[PROMPT]:
Copy each line of the records that contains the word "light".

[RECORDS]:
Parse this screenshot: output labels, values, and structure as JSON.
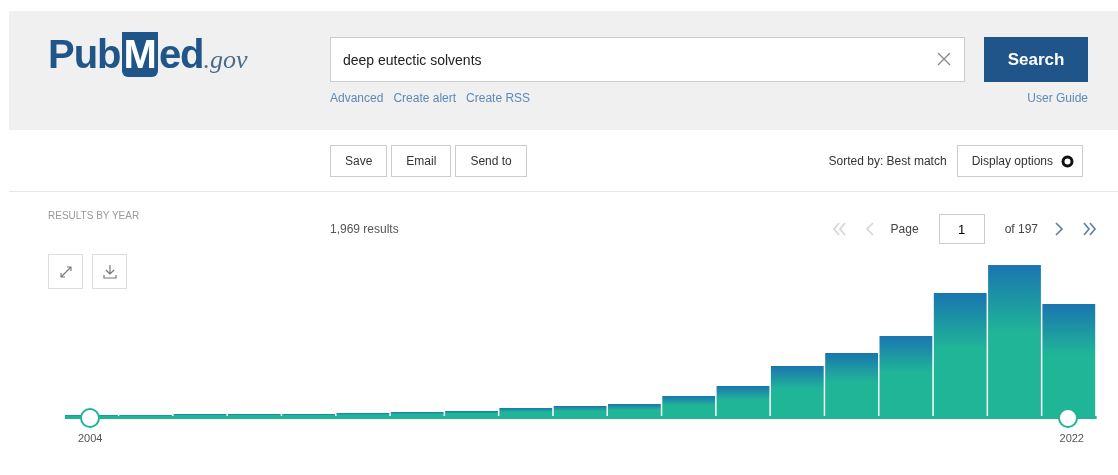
{
  "header": {
    "logo": [
      {
        "text": "Pub",
        "kind": "plain"
      },
      {
        "text": "M",
        "kind": "flag"
      },
      {
        "text": "ed",
        "kind": "plain"
      },
      {
        "text": ".gov",
        "kind": "domain"
      }
    ],
    "search": {
      "value": "deep eutectic solvents",
      "button": "Search"
    },
    "links": [
      "Advanced",
      "Create alert",
      "Create RSS"
    ],
    "user_guide": "User Guide"
  },
  "toolbar": {
    "actions": [
      "Save",
      "Email",
      "Send to"
    ],
    "sort_label": "Sorted by: Best match",
    "display_options": "Display options"
  },
  "results": {
    "heading": "RESULTS BY YEAR",
    "count": "1,969 results",
    "pager": {
      "buttons": [
        {
          "kind": "first",
          "disabled": true
        },
        {
          "kind": "prev",
          "disabled": true
        },
        {
          "kind": "next",
          "disabled": false
        },
        {
          "kind": "last",
          "disabled": false
        }
      ],
      "label": "Page",
      "value": "1",
      "of": "of 197"
    },
    "timeline": {
      "start": "2004",
      "end": "2022"
    }
  }
}
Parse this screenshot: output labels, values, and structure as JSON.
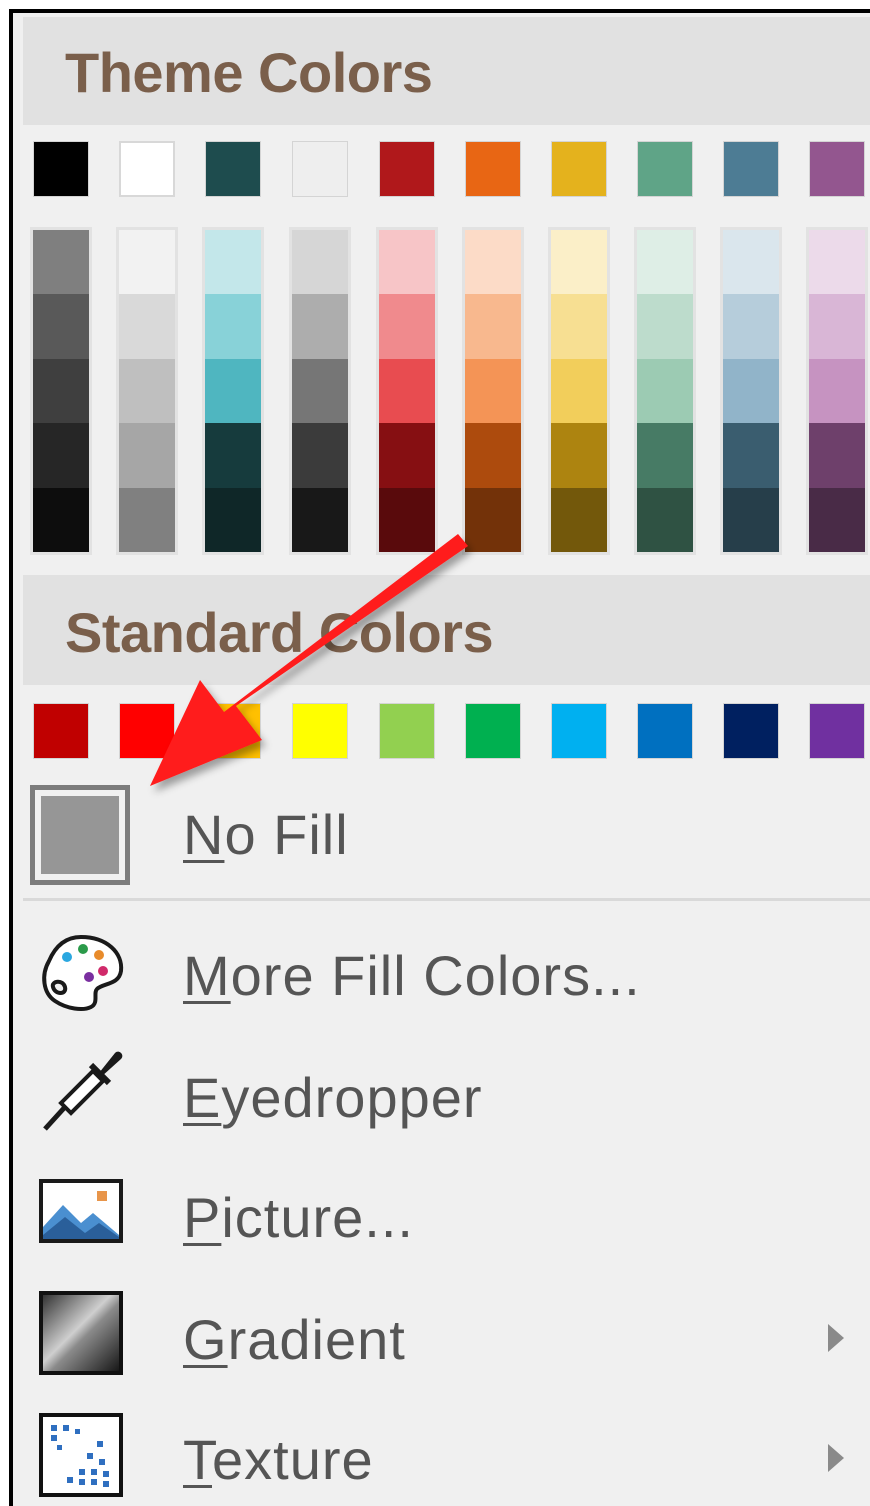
{
  "theme_colors": {
    "header": "Theme Colors",
    "base": [
      {
        "name": "black",
        "hex": "#000000"
      },
      {
        "name": "white",
        "hex": "#ffffff"
      },
      {
        "name": "dark-teal",
        "hex": "#1e4c4e"
      },
      {
        "name": "light-gray",
        "hex": "#eeeeee"
      },
      {
        "name": "dark-red",
        "hex": "#b0181b"
      },
      {
        "name": "orange",
        "hex": "#e86614"
      },
      {
        "name": "gold",
        "hex": "#e4b21d"
      },
      {
        "name": "sea-green",
        "hex": "#5fa487"
      },
      {
        "name": "steel-blue",
        "hex": "#4d7c94"
      },
      {
        "name": "purple",
        "hex": "#93568f"
      }
    ],
    "shades": [
      [
        "#7f7f7f",
        "#595959",
        "#3f3f3f",
        "#262626",
        "#0d0d0d"
      ],
      [
        "#f2f2f2",
        "#d9d9d9",
        "#bfbfbf",
        "#a6a6a6",
        "#808080"
      ],
      [
        "#c3e7ea",
        "#88d2d8",
        "#4fb6c0",
        "#163b3d",
        "#0f2728"
      ],
      [
        "#d6d6d6",
        "#adadad",
        "#767676",
        "#3b3b3b",
        "#181818"
      ],
      [
        "#f7c5c7",
        "#f08a8d",
        "#e84c50",
        "#860f12",
        "#590a0c"
      ],
      [
        "#fcdbc7",
        "#f8b88e",
        "#f49456",
        "#ad4b0d",
        "#733209"
      ],
      [
        "#fbefc8",
        "#f7df92",
        "#f2ce5b",
        "#ad8410",
        "#73580b"
      ],
      [
        "#deeee6",
        "#bddccc",
        "#9ccbb3",
        "#477b65",
        "#2f5243"
      ],
      [
        "#dae6ed",
        "#b6cddb",
        "#91b4c9",
        "#3a5d6f",
        "#263e4a"
      ],
      [
        "#ecdaea",
        "#d9b6d6",
        "#c693c1",
        "#6e406b",
        "#492b47"
      ]
    ]
  },
  "standard_colors": {
    "header": "Standard Colors",
    "colors": [
      {
        "name": "dark-red",
        "hex": "#c00000"
      },
      {
        "name": "red",
        "hex": "#ff0000"
      },
      {
        "name": "orange",
        "hex": "#ffc000"
      },
      {
        "name": "yellow",
        "hex": "#ffff00"
      },
      {
        "name": "light-green",
        "hex": "#92d050"
      },
      {
        "name": "green",
        "hex": "#00b050"
      },
      {
        "name": "light-blue",
        "hex": "#00b0f0"
      },
      {
        "name": "blue",
        "hex": "#0070c0"
      },
      {
        "name": "dark-blue",
        "hex": "#002060"
      },
      {
        "name": "purple",
        "hex": "#7030a0"
      }
    ]
  },
  "menu": {
    "no_fill": {
      "mnemonic": "N",
      "rest": "o Fill"
    },
    "more_fill_colors": {
      "mnemonic": "M",
      "rest": "ore Fill Colors..."
    },
    "eyedropper": {
      "mnemonic": "E",
      "rest": "yedropper"
    },
    "picture": {
      "mnemonic": "P",
      "rest": "icture..."
    },
    "gradient": {
      "mnemonic": "G",
      "rest": "radient"
    },
    "texture": {
      "mnemonic": "T",
      "rest": "exture"
    }
  },
  "icons": {
    "more_fill_colors": "palette-icon",
    "eyedropper": "eyedropper-icon",
    "picture": "picture-icon",
    "gradient": "gradient-icon",
    "texture": "texture-icon",
    "submenu": "chevron-right-icon"
  },
  "annotation": {
    "color": "#ff1a1a",
    "description": "red arrow pointing to No Fill"
  }
}
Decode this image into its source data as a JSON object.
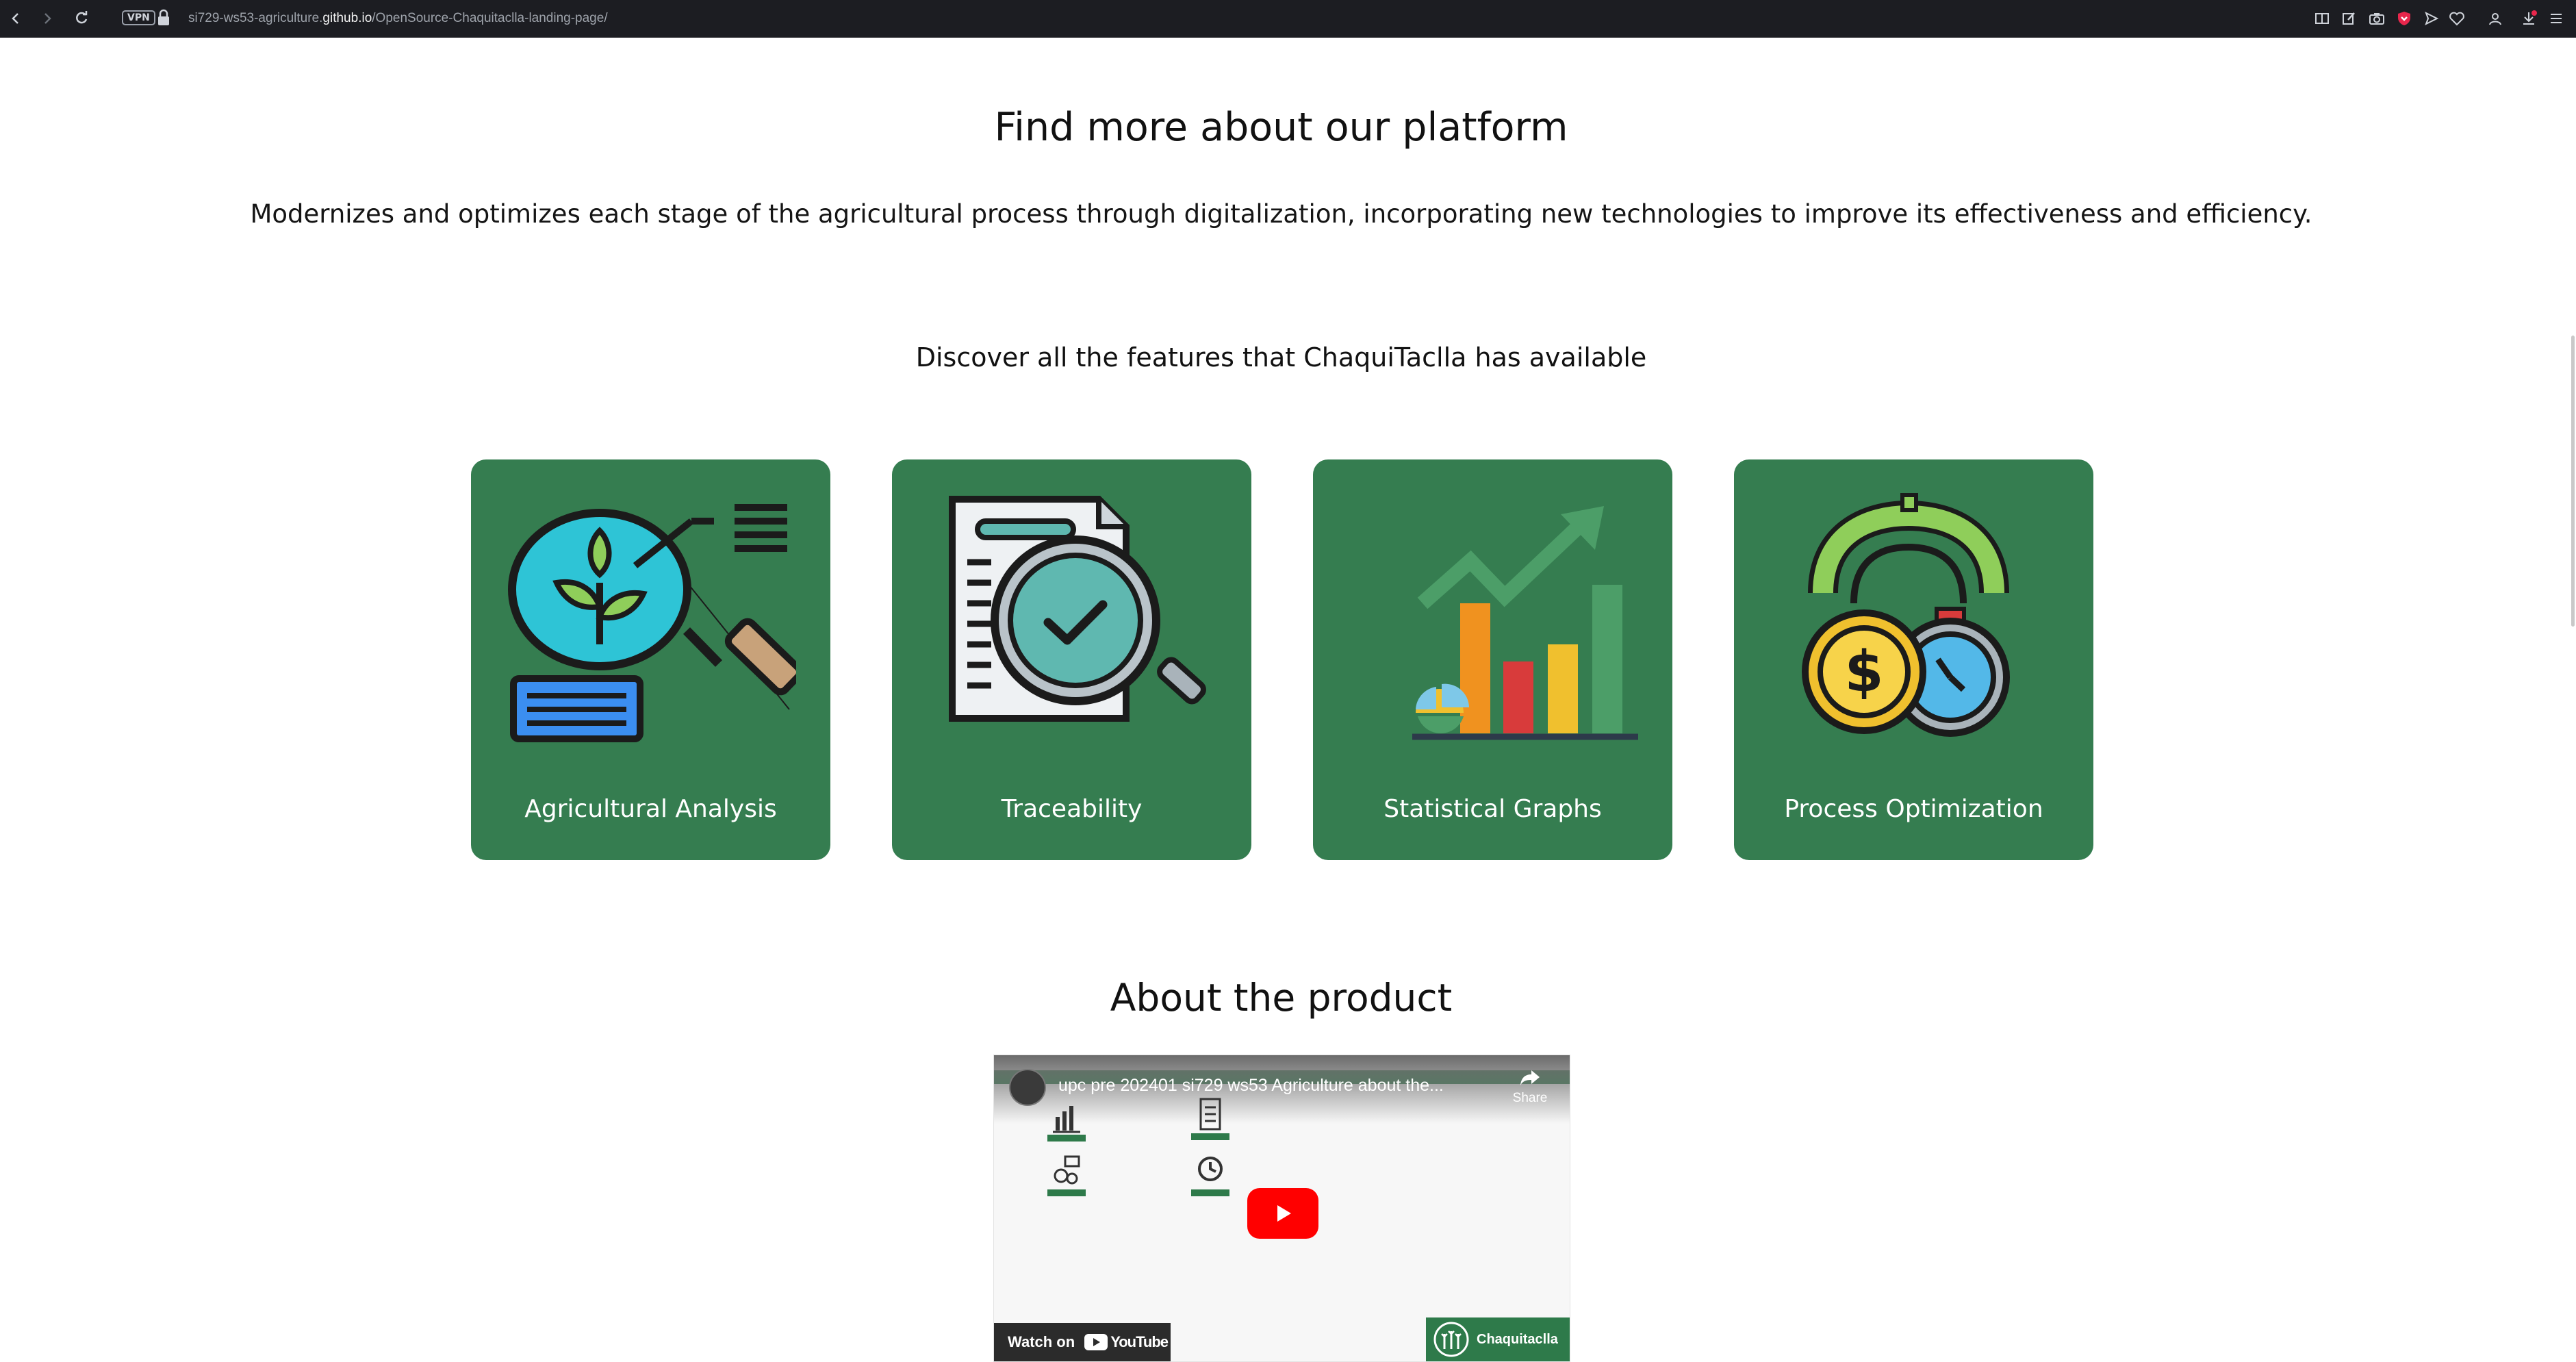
{
  "browser": {
    "vpn_label": "VPN",
    "url_prefix": "si729-ws53-agriculture.",
    "url_host": "github.io",
    "url_path": "/OpenSource-Chaquitaclla-landing-page/"
  },
  "platform": {
    "title": "Find more about our platform",
    "description": "Modernizes and optimizes each stage of the agricultural process through digitalization, incorporating new technologies to improve its effectiveness and efficiency.",
    "features_heading": "Discover all the features that ChaquiTaclla has available",
    "card_color": "#357d50",
    "features": [
      {
        "label": "Agricultural Analysis",
        "icon": "plant-magnifier-icon"
      },
      {
        "label": "Traceability",
        "icon": "document-magnifier-icon"
      },
      {
        "label": "Statistical Graphs",
        "icon": "bar-chart-icon"
      },
      {
        "label": "Process Optimization",
        "icon": "stopwatch-coin-icon"
      }
    ]
  },
  "product": {
    "title": "About the product",
    "video": {
      "title": "upc pre 202401 si729 ws53 Agriculture about the...",
      "share_label": "Share",
      "watch_label": "Watch on",
      "youtube_label": "YouTube",
      "brand_label": "Chaquitaclla"
    }
  }
}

[ANSWER]:
        "name": "light-gray",
        "name": "light-green",
        "name": "light-blue",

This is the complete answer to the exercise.